Short task
Extract, from the listing that follows, each line containing the word "JSON".

Dataset entries

==*==

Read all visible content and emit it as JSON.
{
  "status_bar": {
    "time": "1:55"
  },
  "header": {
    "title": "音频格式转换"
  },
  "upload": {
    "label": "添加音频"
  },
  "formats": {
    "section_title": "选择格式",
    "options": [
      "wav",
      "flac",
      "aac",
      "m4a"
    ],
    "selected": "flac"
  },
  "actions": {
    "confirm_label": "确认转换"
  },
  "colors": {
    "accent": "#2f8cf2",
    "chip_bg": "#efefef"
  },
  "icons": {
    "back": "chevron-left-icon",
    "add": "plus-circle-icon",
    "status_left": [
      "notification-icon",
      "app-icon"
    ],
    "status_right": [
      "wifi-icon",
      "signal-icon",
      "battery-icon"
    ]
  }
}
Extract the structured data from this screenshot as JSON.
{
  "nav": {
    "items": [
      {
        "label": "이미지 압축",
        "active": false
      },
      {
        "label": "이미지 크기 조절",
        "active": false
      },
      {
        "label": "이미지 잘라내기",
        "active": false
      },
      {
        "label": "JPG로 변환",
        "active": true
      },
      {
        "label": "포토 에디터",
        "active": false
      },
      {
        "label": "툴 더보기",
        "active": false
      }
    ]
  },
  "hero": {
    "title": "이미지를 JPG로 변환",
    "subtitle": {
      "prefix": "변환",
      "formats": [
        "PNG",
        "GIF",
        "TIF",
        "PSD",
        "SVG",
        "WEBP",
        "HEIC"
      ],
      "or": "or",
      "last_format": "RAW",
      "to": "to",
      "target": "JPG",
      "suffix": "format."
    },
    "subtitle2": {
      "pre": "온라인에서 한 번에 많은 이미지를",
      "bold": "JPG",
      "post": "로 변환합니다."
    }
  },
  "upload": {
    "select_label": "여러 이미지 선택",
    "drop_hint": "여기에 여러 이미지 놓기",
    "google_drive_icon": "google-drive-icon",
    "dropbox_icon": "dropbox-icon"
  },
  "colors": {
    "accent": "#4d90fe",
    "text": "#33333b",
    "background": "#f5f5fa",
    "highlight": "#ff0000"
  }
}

==*==

Answer to this exercise
Read all visible content and emit it as JSON.
Extract the structured data from this screenshot as JSON.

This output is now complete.